[Saved data entries]
^^^^
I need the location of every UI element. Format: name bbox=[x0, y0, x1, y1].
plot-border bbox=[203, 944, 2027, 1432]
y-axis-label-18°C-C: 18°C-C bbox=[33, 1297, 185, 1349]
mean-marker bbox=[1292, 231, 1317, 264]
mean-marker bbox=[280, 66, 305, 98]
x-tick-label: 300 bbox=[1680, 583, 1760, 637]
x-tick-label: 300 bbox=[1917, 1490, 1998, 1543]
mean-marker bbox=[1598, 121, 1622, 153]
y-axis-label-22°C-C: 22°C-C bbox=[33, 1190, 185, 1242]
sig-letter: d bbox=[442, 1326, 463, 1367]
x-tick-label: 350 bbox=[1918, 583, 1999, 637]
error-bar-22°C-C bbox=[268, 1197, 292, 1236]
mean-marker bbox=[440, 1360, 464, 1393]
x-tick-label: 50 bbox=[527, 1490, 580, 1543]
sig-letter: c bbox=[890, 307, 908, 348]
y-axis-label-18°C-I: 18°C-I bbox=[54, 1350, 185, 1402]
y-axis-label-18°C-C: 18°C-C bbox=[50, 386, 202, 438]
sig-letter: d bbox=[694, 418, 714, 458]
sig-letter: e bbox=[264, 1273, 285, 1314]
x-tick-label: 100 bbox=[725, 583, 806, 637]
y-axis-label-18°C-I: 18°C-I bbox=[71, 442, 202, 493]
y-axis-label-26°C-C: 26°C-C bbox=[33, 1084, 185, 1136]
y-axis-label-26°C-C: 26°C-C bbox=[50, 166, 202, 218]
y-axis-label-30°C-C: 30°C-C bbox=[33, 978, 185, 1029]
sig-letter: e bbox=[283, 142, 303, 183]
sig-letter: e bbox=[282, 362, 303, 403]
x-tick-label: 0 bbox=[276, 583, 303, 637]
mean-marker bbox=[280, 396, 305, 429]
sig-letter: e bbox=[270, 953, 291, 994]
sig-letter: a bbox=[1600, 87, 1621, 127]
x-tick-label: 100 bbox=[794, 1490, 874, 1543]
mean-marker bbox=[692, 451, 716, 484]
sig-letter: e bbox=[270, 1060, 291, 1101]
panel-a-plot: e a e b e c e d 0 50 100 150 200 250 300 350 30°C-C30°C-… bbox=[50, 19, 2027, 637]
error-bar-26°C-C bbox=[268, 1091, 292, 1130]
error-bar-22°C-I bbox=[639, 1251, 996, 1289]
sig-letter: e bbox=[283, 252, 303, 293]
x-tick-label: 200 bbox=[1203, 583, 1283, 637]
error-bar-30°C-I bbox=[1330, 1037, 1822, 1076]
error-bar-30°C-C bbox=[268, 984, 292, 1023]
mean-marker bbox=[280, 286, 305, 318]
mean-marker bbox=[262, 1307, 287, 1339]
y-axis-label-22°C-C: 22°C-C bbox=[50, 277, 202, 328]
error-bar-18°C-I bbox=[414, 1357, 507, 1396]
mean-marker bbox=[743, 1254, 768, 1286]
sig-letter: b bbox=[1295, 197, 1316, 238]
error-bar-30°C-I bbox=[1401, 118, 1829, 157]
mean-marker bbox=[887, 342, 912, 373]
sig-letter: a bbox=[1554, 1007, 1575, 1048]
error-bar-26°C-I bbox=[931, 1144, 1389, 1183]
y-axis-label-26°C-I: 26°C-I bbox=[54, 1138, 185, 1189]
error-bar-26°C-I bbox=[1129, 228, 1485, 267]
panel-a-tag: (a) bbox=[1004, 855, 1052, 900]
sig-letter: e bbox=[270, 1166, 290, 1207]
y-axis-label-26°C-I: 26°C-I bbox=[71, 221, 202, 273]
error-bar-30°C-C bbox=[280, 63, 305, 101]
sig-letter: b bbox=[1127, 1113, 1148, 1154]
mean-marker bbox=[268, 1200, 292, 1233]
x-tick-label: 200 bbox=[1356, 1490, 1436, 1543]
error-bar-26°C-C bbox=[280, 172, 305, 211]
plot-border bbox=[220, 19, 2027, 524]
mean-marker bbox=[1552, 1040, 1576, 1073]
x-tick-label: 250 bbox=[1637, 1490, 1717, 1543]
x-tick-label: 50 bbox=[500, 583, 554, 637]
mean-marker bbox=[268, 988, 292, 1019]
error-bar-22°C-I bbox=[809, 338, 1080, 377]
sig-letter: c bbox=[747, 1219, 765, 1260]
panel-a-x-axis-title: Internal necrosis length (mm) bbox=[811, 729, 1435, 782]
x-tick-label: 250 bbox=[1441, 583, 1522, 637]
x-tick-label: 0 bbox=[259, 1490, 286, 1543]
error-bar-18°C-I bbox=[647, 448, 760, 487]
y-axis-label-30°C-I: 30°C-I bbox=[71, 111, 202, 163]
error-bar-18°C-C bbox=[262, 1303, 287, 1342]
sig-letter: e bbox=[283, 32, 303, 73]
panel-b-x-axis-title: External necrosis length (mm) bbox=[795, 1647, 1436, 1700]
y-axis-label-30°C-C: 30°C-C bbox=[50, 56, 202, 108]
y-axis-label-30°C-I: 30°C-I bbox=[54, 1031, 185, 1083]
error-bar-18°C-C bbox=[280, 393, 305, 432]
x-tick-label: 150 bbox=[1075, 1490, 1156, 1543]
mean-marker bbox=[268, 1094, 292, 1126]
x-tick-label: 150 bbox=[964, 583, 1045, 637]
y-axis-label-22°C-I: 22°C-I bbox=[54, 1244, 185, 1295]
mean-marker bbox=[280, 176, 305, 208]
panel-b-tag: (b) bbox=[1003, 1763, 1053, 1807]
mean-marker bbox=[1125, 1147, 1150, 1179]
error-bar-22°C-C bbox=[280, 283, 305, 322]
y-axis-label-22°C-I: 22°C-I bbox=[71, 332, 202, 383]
^^^^
__TASK STATEMENT__
Copy out all of the rows above verbatim, line by line, with nothing changed.

__WRITTEN SOLUTION__
I need the location of every UI element. Format: name bbox=[x0, y0, x1, y1].
plot-border bbox=[203, 944, 2027, 1432]
y-axis-label-18°C-C: 18°C-C bbox=[33, 1297, 185, 1349]
mean-marker bbox=[1292, 231, 1317, 264]
mean-marker bbox=[280, 66, 305, 98]
x-tick-label: 300 bbox=[1680, 583, 1760, 637]
x-tick-label: 300 bbox=[1917, 1490, 1998, 1543]
mean-marker bbox=[1598, 121, 1622, 153]
y-axis-label-22°C-C: 22°C-C bbox=[33, 1190, 185, 1242]
sig-letter: d bbox=[442, 1326, 463, 1367]
x-tick-label: 350 bbox=[1918, 583, 1999, 637]
error-bar-22°C-C bbox=[268, 1197, 292, 1236]
mean-marker bbox=[440, 1360, 464, 1393]
x-tick-label: 50 bbox=[527, 1490, 580, 1543]
sig-letter: c bbox=[890, 307, 908, 348]
y-axis-label-18°C-I: 18°C-I bbox=[54, 1350, 185, 1402]
y-axis-label-18°C-C: 18°C-C bbox=[50, 386, 202, 438]
sig-letter: d bbox=[694, 418, 714, 458]
sig-letter: e bbox=[264, 1273, 285, 1314]
x-tick-label: 100 bbox=[725, 583, 806, 637]
y-axis-label-18°C-I: 18°C-I bbox=[71, 442, 202, 493]
y-axis-label-26°C-C: 26°C-C bbox=[33, 1084, 185, 1136]
y-axis-label-26°C-C: 26°C-C bbox=[50, 166, 202, 218]
y-axis-label-30°C-C: 30°C-C bbox=[33, 978, 185, 1029]
sig-letter: e bbox=[283, 142, 303, 183]
sig-letter: e bbox=[282, 362, 303, 403]
x-tick-label: 0 bbox=[276, 583, 303, 637]
mean-marker bbox=[280, 396, 305, 429]
sig-letter: e bbox=[270, 953, 291, 994]
sig-letter: a bbox=[1600, 87, 1621, 127]
x-tick-label: 100 bbox=[794, 1490, 874, 1543]
mean-marker bbox=[692, 451, 716, 484]
sig-letter: e bbox=[270, 1060, 291, 1101]
panel-a-plot: e a e b e c e d 0 50 100 150 200 250 300 350 30°C-C30°C-… bbox=[50, 19, 2027, 637]
error-bar-26°C-C bbox=[268, 1091, 292, 1130]
error-bar-22°C-I bbox=[639, 1251, 996, 1289]
sig-letter: e bbox=[283, 252, 303, 293]
x-tick-label: 200 bbox=[1203, 583, 1283, 637]
error-bar-30°C-I bbox=[1330, 1037, 1822, 1076]
error-bar-30°C-C bbox=[268, 984, 292, 1023]
mean-marker bbox=[280, 286, 305, 318]
mean-marker bbox=[262, 1307, 287, 1339]
y-axis-label-22°C-C: 22°C-C bbox=[50, 277, 202, 328]
error-bar-18°C-I bbox=[414, 1357, 507, 1396]
mean-marker bbox=[743, 1254, 768, 1286]
sig-letter: b bbox=[1295, 197, 1316, 238]
error-bar-30°C-I bbox=[1401, 118, 1829, 157]
mean-marker bbox=[887, 342, 912, 373]
sig-letter: a bbox=[1554, 1007, 1575, 1048]
error-bar-26°C-I bbox=[931, 1144, 1389, 1183]
y-axis-label-26°C-I: 26°C-I bbox=[54, 1138, 185, 1189]
error-bar-26°C-I bbox=[1129, 228, 1485, 267]
panel-a-tag: (a) bbox=[1004, 855, 1052, 900]
sig-letter: e bbox=[270, 1166, 290, 1207]
y-axis-label-26°C-I: 26°C-I bbox=[71, 221, 202, 273]
error-bar-30°C-C bbox=[280, 63, 305, 101]
sig-letter: b bbox=[1127, 1113, 1148, 1154]
mean-marker bbox=[268, 1200, 292, 1233]
x-tick-label: 200 bbox=[1356, 1490, 1436, 1543]
error-bar-26°C-C bbox=[280, 172, 305, 211]
plot-border bbox=[220, 19, 2027, 524]
mean-marker bbox=[1552, 1040, 1576, 1073]
x-tick-label: 250 bbox=[1637, 1490, 1717, 1543]
x-tick-label: 50 bbox=[500, 583, 554, 637]
mean-marker bbox=[268, 988, 292, 1019]
error-bar-22°C-I bbox=[809, 338, 1080, 377]
sig-letter: c bbox=[747, 1219, 765, 1260]
panel-a-x-axis-title: Internal necrosis length (mm) bbox=[811, 729, 1435, 782]
x-tick-label: 250 bbox=[1441, 583, 1522, 637]
x-tick-label: 0 bbox=[259, 1490, 286, 1543]
error-bar-18°C-I bbox=[647, 448, 760, 487]
y-axis-label-30°C-I: 30°C-I bbox=[71, 111, 202, 163]
error-bar-18°C-C bbox=[262, 1303, 287, 1342]
sig-letter: e bbox=[283, 32, 303, 73]
panel-b-x-axis-title: External necrosis length (mm) bbox=[795, 1647, 1436, 1700]
y-axis-label-30°C-C: 30°C-C bbox=[50, 56, 202, 108]
y-axis-label-30°C-I: 30°C-I bbox=[54, 1031, 185, 1083]
error-bar-18°C-C bbox=[280, 393, 305, 432]
x-tick-label: 150 bbox=[1075, 1490, 1156, 1543]
mean-marker bbox=[268, 1094, 292, 1126]
x-tick-label: 150 bbox=[964, 583, 1045, 637]
y-axis-label-22°C-I: 22°C-I bbox=[54, 1244, 185, 1295]
mean-marker bbox=[280, 176, 305, 208]
panel-b-tag: (b) bbox=[1003, 1763, 1053, 1807]
mean-marker bbox=[1125, 1147, 1150, 1179]
error-bar-22°C-C bbox=[280, 283, 305, 322]
y-axis-label-22°C-I: 22°C-I bbox=[71, 332, 202, 383]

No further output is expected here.